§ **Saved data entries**

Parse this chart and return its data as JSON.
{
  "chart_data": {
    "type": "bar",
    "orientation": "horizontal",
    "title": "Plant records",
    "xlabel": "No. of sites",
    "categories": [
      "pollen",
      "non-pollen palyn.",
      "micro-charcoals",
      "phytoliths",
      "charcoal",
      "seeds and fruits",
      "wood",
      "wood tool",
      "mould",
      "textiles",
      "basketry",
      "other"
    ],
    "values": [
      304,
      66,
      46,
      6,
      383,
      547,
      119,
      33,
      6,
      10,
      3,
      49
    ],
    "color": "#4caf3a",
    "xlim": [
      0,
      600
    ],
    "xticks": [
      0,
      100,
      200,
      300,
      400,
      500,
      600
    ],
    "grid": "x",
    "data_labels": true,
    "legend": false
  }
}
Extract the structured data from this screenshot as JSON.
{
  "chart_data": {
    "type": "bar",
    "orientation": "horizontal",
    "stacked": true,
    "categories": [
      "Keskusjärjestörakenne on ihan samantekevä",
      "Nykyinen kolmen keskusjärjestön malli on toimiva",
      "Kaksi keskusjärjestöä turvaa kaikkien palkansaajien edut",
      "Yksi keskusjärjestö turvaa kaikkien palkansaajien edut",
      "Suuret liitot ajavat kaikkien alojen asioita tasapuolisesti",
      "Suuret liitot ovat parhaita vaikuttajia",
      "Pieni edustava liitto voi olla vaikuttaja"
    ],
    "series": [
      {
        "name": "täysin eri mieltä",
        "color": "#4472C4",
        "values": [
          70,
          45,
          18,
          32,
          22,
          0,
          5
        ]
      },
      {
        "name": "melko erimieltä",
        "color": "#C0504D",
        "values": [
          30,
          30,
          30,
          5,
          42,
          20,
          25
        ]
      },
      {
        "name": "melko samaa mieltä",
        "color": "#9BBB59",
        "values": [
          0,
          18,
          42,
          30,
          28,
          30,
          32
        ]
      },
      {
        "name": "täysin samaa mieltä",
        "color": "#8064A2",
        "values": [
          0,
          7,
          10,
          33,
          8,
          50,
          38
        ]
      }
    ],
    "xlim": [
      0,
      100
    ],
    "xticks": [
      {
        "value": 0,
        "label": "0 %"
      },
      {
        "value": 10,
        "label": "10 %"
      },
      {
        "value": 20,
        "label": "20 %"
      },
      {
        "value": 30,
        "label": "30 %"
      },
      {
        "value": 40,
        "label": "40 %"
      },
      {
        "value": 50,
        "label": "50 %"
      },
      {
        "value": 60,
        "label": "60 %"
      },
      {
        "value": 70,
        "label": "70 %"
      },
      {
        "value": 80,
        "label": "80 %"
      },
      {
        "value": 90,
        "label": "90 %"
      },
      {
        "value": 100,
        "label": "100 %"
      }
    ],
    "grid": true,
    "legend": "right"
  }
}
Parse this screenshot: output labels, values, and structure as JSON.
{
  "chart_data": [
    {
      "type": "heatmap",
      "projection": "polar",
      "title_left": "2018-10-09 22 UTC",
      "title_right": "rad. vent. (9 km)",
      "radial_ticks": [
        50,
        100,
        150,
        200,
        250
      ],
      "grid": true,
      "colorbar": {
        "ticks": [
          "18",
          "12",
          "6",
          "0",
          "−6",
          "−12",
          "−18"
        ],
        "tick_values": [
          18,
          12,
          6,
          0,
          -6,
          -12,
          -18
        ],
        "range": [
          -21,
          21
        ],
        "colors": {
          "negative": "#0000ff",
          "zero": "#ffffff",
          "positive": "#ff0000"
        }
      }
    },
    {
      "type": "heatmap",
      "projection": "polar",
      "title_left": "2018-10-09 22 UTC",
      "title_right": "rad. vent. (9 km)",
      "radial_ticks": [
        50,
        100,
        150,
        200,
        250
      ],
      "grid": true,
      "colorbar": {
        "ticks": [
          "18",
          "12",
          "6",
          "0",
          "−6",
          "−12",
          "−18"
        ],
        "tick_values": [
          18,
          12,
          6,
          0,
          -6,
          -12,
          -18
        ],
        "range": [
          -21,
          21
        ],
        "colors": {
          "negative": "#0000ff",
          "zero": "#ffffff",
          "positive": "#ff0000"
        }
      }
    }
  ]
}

§ **EXERCISE PROMPT**
Word for word, write out the data.

§ **THE REPLY**
Parse this chart and return its data as JSON.
{
  "chart_data": {
    "type": "bar",
    "orientation": "horizontal",
    "title": "Plant records",
    "xlabel": "No. of sites",
    "categories": [
      "pollen",
      "non-pollen palyn.",
      "micro-charcoals",
      "phytoliths",
      "charcoal",
      "seeds and fruits",
      "wood",
      "wood tool",
      "mould",
      "textiles",
      "basketry",
      "other"
    ],
    "values": [
      304,
      66,
      46,
      6,
      383,
      547,
      119,
      33,
      6,
      10,
      3,
      49
    ],
    "color": "#4caf3a",
    "xlim": [
      0,
      600
    ],
    "xticks": [
      0,
      100,
      200,
      300,
      400,
      500,
      600
    ],
    "grid": "x",
    "data_labels": true,
    "legend": false
  }
}
Extract the structured data from this screenshot as JSON.
{
  "chart_data": {
    "type": "bar",
    "orientation": "horizontal",
    "stacked": true,
    "categories": [
      "Keskusjärjestörakenne on ihan samantekevä",
      "Nykyinen kolmen keskusjärjestön malli on toimiva",
      "Kaksi keskusjärjestöä turvaa kaikkien palkansaajien edut",
      "Yksi keskusjärjestö turvaa kaikkien palkansaajien edut",
      "Suuret liitot ajavat kaikkien alojen asioita tasapuolisesti",
      "Suuret liitot ovat parhaita vaikuttajia",
      "Pieni edustava liitto voi olla vaikuttaja"
    ],
    "series": [
      {
        "name": "täysin eri mieltä",
        "color": "#4472C4",
        "values": [
          70,
          45,
          18,
          32,
          22,
          0,
          5
        ]
      },
      {
        "name": "melko erimieltä",
        "color": "#C0504D",
        "values": [
          30,
          30,
          30,
          5,
          42,
          20,
          25
        ]
      },
      {
        "name": "melko samaa mieltä",
        "color": "#9BBB59",
        "values": [
          0,
          18,
          42,
          30,
          28,
          30,
          32
        ]
      },
      {
        "name": "täysin samaa mieltä",
        "color": "#8064A2",
        "values": [
          0,
          7,
          10,
          33,
          8,
          50,
          38
        ]
      }
    ],
    "xlim": [
      0,
      100
    ],
    "xticks": [
      {
        "value": 0,
        "label": "0 %"
      },
      {
        "value": 10,
        "label": "10 %"
      },
      {
        "value": 20,
        "label": "20 %"
      },
      {
        "value": 30,
        "label": "30 %"
      },
      {
        "value": 40,
        "label": "40 %"
      },
      {
        "value": 50,
        "label": "50 %"
      },
      {
        "value": 60,
        "label": "60 %"
      },
      {
        "value": 70,
        "label": "70 %"
      },
      {
        "value": 80,
        "label": "80 %"
      },
      {
        "value": 90,
        "label": "90 %"
      },
      {
        "value": 100,
        "label": "100 %"
      }
    ],
    "grid": true,
    "legend": "right"
  }
}
Parse this screenshot: output labels, values, and structure as JSON.
{
  "chart_data": [
    {
      "type": "heatmap",
      "projection": "polar",
      "title_left": "2018-10-09 22 UTC",
      "title_right": "rad. vent. (9 km)",
      "radial_ticks": [
        50,
        100,
        150,
        200,
        250
      ],
      "grid": true,
      "colorbar": {
        "ticks": [
          "18",
          "12",
          "6",
          "0",
          "−6",
          "−12",
          "−18"
        ],
        "tick_values": [
          18,
          12,
          6,
          0,
          -6,
          -12,
          -18
        ],
        "range": [
          -21,
          21
        ],
        "colors": {
          "negative": "#0000ff",
          "zero": "#ffffff",
          "positive": "#ff0000"
        }
      }
    },
    {
      "type": "heatmap",
      "projection": "polar",
      "title_left": "2018-10-09 22 UTC",
      "title_right": "rad. vent. (9 km)",
      "radial_ticks": [
        50,
        100,
        150,
        200,
        250
      ],
      "grid": true,
      "colorbar": {
        "ticks": [
          "18",
          "12",
          "6",
          "0",
          "−6",
          "−12",
          "−18"
        ],
        "tick_values": [
          18,
          12,
          6,
          0,
          -6,
          -12,
          -18
        ],
        "range": [
          -21,
          21
        ],
        "colors": {
          "negative": "#0000ff",
          "zero": "#ffffff",
          "positive": "#ff0000"
        }
      }
    }
  ]
}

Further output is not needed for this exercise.